→ Records provided:

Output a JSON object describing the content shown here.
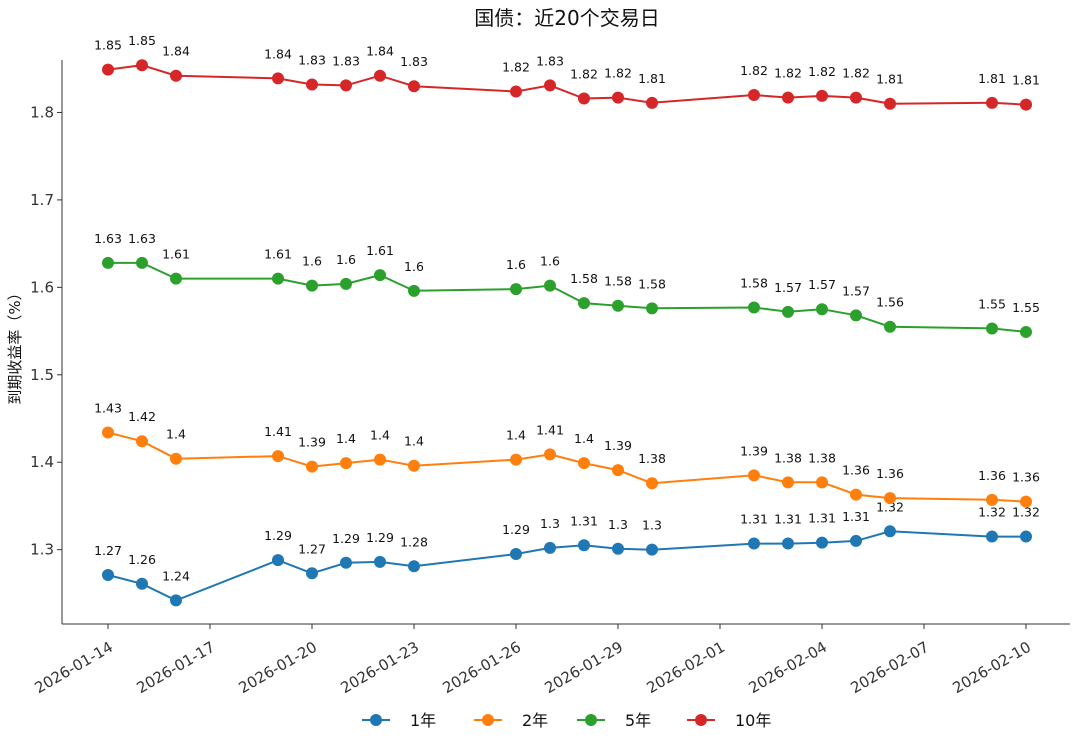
{
  "chart_data": {
    "type": "line",
    "title": "国债：近20个交易日",
    "xlabel": "",
    "ylabel": "到期收益率（%）",
    "x_ticks": [
      "2026-01-14",
      "2026-01-17",
      "2026-01-20",
      "2026-01-23",
      "2026-01-26",
      "2026-01-29",
      "2026-02-01",
      "2026-02-04",
      "2026-02-07",
      "2026-02-10"
    ],
    "y_ticks": [
      "1.3",
      "1.4",
      "1.5",
      "1.6",
      "1.7",
      "1.8"
    ],
    "x_range": [
      "2026-01-14",
      "2026-02-10"
    ],
    "ylim": [
      1.215,
      1.86
    ],
    "grid": false,
    "legend_position": "bottom-center",
    "x": [
      "2026-01-14",
      "2026-01-15",
      "2026-01-16",
      "2026-01-19",
      "2026-01-20",
      "2026-01-21",
      "2026-01-22",
      "2026-01-23",
      "2026-01-26",
      "2026-01-27",
      "2026-01-28",
      "2026-01-29",
      "2026-01-30",
      "2026-02-02",
      "2026-02-03",
      "2026-02-04",
      "2026-02-05",
      "2026-02-06",
      "2026-02-09",
      "2026-02-10"
    ],
    "series": [
      {
        "name": "1年",
        "color": "#1f77b4",
        "values": [
          1.271,
          1.261,
          1.242,
          1.288,
          1.273,
          1.285,
          1.286,
          1.281,
          1.295,
          1.302,
          1.305,
          1.301,
          1.3,
          1.307,
          1.307,
          1.308,
          1.31,
          1.321,
          1.315,
          1.315
        ],
        "labels": [
          "1.27",
          "1.26",
          "1.24",
          "1.29",
          "1.27",
          "1.29",
          "1.29",
          "1.28",
          "1.29",
          "1.3",
          "1.31",
          "1.3",
          "1.3",
          "1.31",
          "1.31",
          "1.31",
          "1.31",
          "1.32",
          "1.32",
          "1.32"
        ]
      },
      {
        "name": "2年",
        "color": "#ff7f0e",
        "values": [
          1.434,
          1.424,
          1.404,
          1.407,
          1.395,
          1.399,
          1.403,
          1.396,
          1.403,
          1.409,
          1.399,
          1.391,
          1.376,
          1.385,
          1.377,
          1.377,
          1.363,
          1.359,
          1.357,
          1.355
        ],
        "labels": [
          "1.43",
          "1.42",
          "1.4",
          "1.41",
          "1.39",
          "1.4",
          "1.4",
          "1.4",
          "1.4",
          "1.41",
          "1.4",
          "1.39",
          "1.38",
          "1.39",
          "1.38",
          "1.38",
          "1.36",
          "1.36",
          "1.36",
          "1.36"
        ]
      },
      {
        "name": "5年",
        "color": "#2ca02c",
        "values": [
          1.628,
          1.628,
          1.61,
          1.61,
          1.602,
          1.604,
          1.614,
          1.596,
          1.598,
          1.602,
          1.582,
          1.579,
          1.576,
          1.577,
          1.572,
          1.575,
          1.568,
          1.555,
          1.553,
          1.549
        ],
        "labels": [
          "1.63",
          "1.63",
          "1.61",
          "1.61",
          "1.6",
          "1.6",
          "1.61",
          "1.6",
          "1.6",
          "1.6",
          "1.58",
          "1.58",
          "1.58",
          "1.58",
          "1.57",
          "1.57",
          "1.57",
          "1.56",
          "1.55",
          "1.55"
        ]
      },
      {
        "name": "10年",
        "color": "#d62728",
        "values": [
          1.849,
          1.854,
          1.842,
          1.839,
          1.832,
          1.831,
          1.842,
          1.83,
          1.824,
          1.831,
          1.816,
          1.817,
          1.811,
          1.82,
          1.817,
          1.819,
          1.817,
          1.81,
          1.811,
          1.809
        ],
        "labels": [
          "1.85",
          "1.85",
          "1.84",
          "1.84",
          "1.83",
          "1.83",
          "1.84",
          "1.83",
          "1.82",
          "1.83",
          "1.82",
          "1.82",
          "1.81",
          "1.82",
          "1.82",
          "1.82",
          "1.82",
          "1.81",
          "1.81",
          "1.81"
        ]
      }
    ]
  }
}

→ What the task requires: Select every line of the records holding the string "color".

→ Reply to the task:
        "color": "#1f77b4",
        "color": "#ff7f0e",
        "color": "#2ca02c",
        "color": "#d62728",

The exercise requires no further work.